Given task: Images are excluded; otherwise, output every record exactly.

Data records:
(begin)

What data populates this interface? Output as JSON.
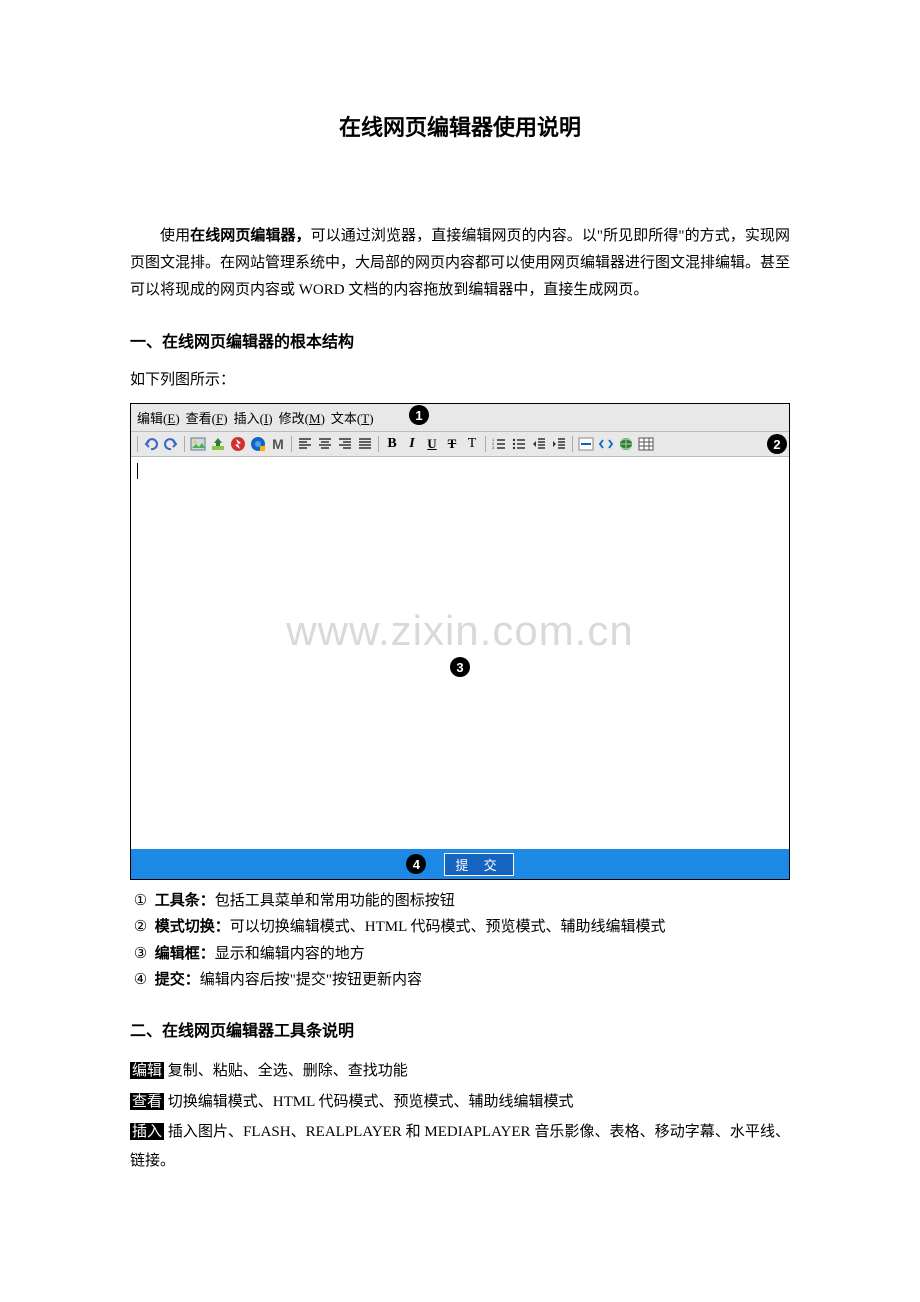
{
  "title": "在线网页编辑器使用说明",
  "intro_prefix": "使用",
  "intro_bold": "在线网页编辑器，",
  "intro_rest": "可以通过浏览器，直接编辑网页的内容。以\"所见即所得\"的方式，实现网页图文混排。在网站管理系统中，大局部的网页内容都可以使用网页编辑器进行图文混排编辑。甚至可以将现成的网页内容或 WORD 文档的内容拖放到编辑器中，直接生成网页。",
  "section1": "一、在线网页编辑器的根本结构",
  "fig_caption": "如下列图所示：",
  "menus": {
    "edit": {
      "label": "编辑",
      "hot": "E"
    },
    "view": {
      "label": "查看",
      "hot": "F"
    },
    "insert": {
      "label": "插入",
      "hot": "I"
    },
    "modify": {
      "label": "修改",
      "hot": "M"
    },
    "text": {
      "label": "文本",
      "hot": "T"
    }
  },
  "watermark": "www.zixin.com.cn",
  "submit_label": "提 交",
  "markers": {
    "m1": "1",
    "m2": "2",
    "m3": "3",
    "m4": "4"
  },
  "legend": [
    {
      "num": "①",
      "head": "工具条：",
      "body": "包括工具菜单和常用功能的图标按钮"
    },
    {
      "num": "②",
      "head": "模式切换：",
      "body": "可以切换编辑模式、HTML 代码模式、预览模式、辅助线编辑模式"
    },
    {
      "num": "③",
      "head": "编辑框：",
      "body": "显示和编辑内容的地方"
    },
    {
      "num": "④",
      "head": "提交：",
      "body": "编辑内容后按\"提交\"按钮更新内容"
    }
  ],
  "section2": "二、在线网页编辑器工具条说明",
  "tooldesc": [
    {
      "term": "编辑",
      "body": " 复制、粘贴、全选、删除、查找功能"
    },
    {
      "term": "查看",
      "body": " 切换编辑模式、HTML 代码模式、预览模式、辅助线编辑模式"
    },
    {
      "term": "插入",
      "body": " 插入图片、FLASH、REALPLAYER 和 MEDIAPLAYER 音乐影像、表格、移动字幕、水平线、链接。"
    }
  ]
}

(end)

Written reply:
What data populates this interface? Output as JSON.
{
  "title": "在线网页编辑器使用说明",
  "intro_prefix": "使用",
  "intro_bold": "在线网页编辑器，",
  "intro_rest": "可以通过浏览器，直接编辑网页的内容。以\"所见即所得\"的方式，实现网页图文混排。在网站管理系统中，大局部的网页内容都可以使用网页编辑器进行图文混排编辑。甚至可以将现成的网页内容或 WORD 文档的内容拖放到编辑器中，直接生成网页。",
  "section1": "一、在线网页编辑器的根本结构",
  "fig_caption": "如下列图所示：",
  "menus": {
    "edit": {
      "label": "编辑",
      "hot": "E"
    },
    "view": {
      "label": "查看",
      "hot": "F"
    },
    "insert": {
      "label": "插入",
      "hot": "I"
    },
    "modify": {
      "label": "修改",
      "hot": "M"
    },
    "text": {
      "label": "文本",
      "hot": "T"
    }
  },
  "watermark": "www.zixin.com.cn",
  "submit_label": "提 交",
  "markers": {
    "m1": "1",
    "m2": "2",
    "m3": "3",
    "m4": "4"
  },
  "legend": [
    {
      "num": "①",
      "head": "工具条：",
      "body": "包括工具菜单和常用功能的图标按钮"
    },
    {
      "num": "②",
      "head": "模式切换：",
      "body": "可以切换编辑模式、HTML 代码模式、预览模式、辅助线编辑模式"
    },
    {
      "num": "③",
      "head": "编辑框：",
      "body": "显示和编辑内容的地方"
    },
    {
      "num": "④",
      "head": "提交：",
      "body": "编辑内容后按\"提交\"按钮更新内容"
    }
  ],
  "section2": "二、在线网页编辑器工具条说明",
  "tooldesc": [
    {
      "term": "编辑",
      "body": " 复制、粘贴、全选、删除、查找功能"
    },
    {
      "term": "查看",
      "body": " 切换编辑模式、HTML 代码模式、预览模式、辅助线编辑模式"
    },
    {
      "term": "插入",
      "body": " 插入图片、FLASH、REALPLAYER 和 MEDIAPLAYER 音乐影像、表格、移动字幕、水平线、链接。"
    }
  ]
}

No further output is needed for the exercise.